• Task goal
All of the records below must be output exactly, with no pictures carried over.

• Given data

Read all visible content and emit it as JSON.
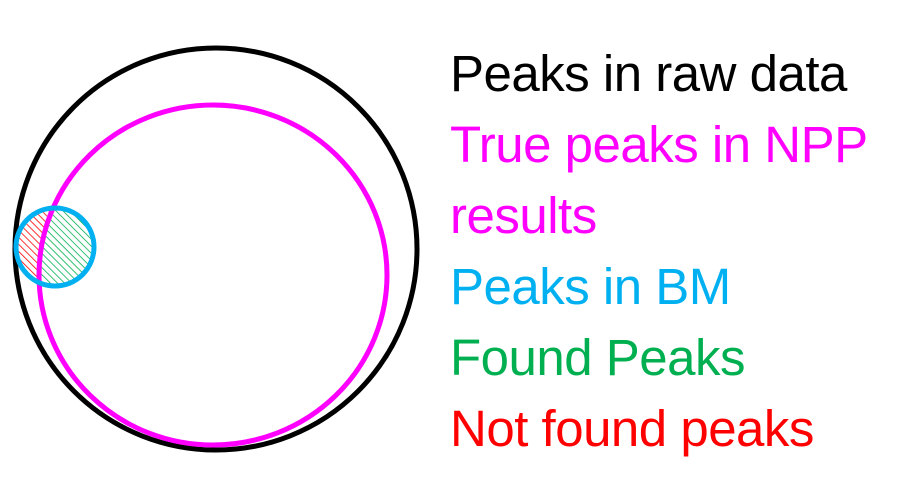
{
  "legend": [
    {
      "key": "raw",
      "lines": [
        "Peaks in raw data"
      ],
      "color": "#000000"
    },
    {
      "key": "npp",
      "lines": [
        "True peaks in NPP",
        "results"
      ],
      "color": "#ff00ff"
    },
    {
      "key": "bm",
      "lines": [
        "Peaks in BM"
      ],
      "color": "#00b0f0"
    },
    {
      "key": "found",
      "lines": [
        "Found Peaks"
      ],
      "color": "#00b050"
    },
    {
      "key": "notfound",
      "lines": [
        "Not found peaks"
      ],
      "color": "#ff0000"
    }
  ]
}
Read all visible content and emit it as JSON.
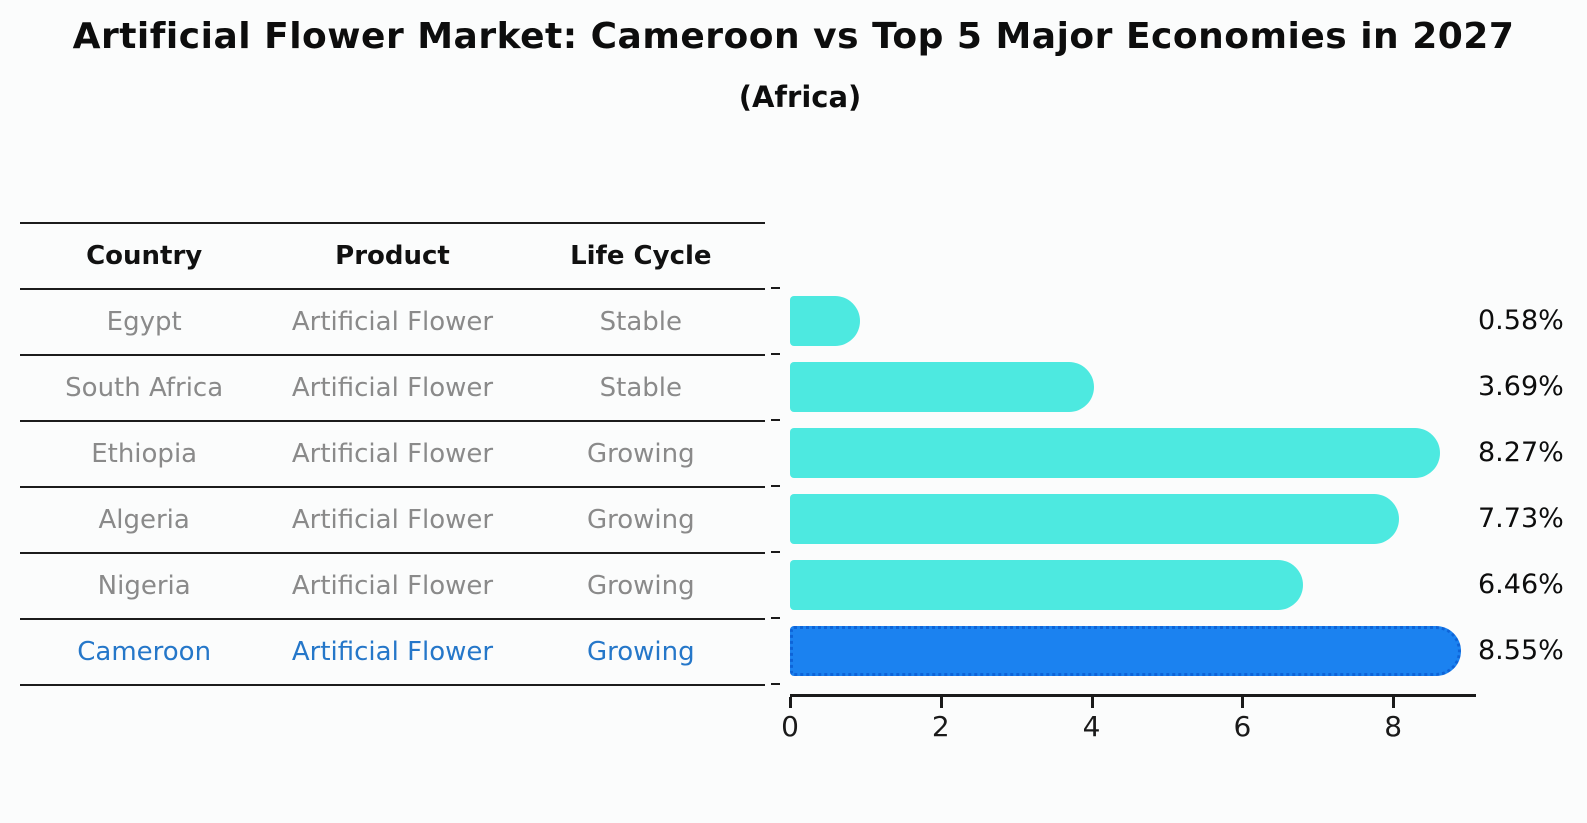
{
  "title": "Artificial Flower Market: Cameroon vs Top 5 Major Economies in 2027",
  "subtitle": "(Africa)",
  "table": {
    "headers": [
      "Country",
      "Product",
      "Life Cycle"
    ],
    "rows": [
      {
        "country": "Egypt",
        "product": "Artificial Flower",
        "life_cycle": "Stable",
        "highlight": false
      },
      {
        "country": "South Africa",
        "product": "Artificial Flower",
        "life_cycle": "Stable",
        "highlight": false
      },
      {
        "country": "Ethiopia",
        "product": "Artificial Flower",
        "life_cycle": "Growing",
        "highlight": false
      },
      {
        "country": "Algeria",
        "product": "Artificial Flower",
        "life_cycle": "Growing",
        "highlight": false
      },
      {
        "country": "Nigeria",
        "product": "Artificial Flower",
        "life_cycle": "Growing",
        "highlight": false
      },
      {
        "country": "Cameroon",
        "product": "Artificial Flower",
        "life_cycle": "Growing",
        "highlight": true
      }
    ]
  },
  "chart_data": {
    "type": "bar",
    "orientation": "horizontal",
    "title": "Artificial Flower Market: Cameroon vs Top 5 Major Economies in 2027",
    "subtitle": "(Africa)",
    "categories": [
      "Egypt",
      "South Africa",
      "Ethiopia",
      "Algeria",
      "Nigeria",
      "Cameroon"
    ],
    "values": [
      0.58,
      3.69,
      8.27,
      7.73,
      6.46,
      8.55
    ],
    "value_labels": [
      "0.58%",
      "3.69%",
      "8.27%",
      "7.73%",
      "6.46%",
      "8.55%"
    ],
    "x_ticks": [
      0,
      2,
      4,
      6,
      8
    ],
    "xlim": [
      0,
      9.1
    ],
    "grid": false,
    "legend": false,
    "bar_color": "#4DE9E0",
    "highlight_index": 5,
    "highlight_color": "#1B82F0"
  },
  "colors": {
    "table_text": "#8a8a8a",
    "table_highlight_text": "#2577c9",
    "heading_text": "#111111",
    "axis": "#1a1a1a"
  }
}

• Written reply
Read all visible content and emit it as JSON.
{
  "legend": [
    {
      "key": "raw",
      "lines": [
        "Peaks in raw data"
      ],
      "color": "#000000"
    },
    {
      "key": "npp",
      "lines": [
        "True peaks in NPP",
        "results"
      ],
      "color": "#ff00ff"
    },
    {
      "key": "bm",
      "lines": [
        "Peaks in BM"
      ],
      "color": "#00b0f0"
    },
    {
      "key": "found",
      "lines": [
        "Found Peaks"
      ],
      "color": "#00b050"
    },
    {
      "key": "notfound",
      "lines": [
        "Not found peaks"
      ],
      "color": "#ff0000"
    }
  ]
}
Read all visible content and emit it as JSON.
{
  "title": "Artificial Flower Market: Cameroon vs Top 5 Major Economies in 2027",
  "subtitle": "(Africa)",
  "table": {
    "headers": [
      "Country",
      "Product",
      "Life Cycle"
    ],
    "rows": [
      {
        "country": "Egypt",
        "product": "Artificial Flower",
        "life_cycle": "Stable",
        "highlight": false
      },
      {
        "country": "South Africa",
        "product": "Artificial Flower",
        "life_cycle": "Stable",
        "highlight": false
      },
      {
        "country": "Ethiopia",
        "product": "Artificial Flower",
        "life_cycle": "Growing",
        "highlight": false
      },
      {
        "country": "Algeria",
        "product": "Artificial Flower",
        "life_cycle": "Growing",
        "highlight": false
      },
      {
        "country": "Nigeria",
        "product": "Artificial Flower",
        "life_cycle": "Growing",
        "highlight": false
      },
      {
        "country": "Cameroon",
        "product": "Artificial Flower",
        "life_cycle": "Growing",
        "highlight": true
      }
    ]
  },
  "chart_data": {
    "type": "bar",
    "orientation": "horizontal",
    "title": "Artificial Flower Market: Cameroon vs Top 5 Major Economies in 2027",
    "subtitle": "(Africa)",
    "categories": [
      "Egypt",
      "South Africa",
      "Ethiopia",
      "Algeria",
      "Nigeria",
      "Cameroon"
    ],
    "values": [
      0.58,
      3.69,
      8.27,
      7.73,
      6.46,
      8.55
    ],
    "value_labels": [
      "0.58%",
      "3.69%",
      "8.27%",
      "7.73%",
      "6.46%",
      "8.55%"
    ],
    "x_ticks": [
      0,
      2,
      4,
      6,
      8
    ],
    "xlim": [
      0,
      9.1
    ],
    "grid": false,
    "legend": false,
    "bar_color": "#4DE9E0",
    "highlight_index": 5,
    "highlight_color": "#1B82F0"
  },
  "colors": {
    "table_text": "#8a8a8a",
    "table_highlight_text": "#2577c9",
    "heading_text": "#111111",
    "axis": "#1a1a1a"
  }
}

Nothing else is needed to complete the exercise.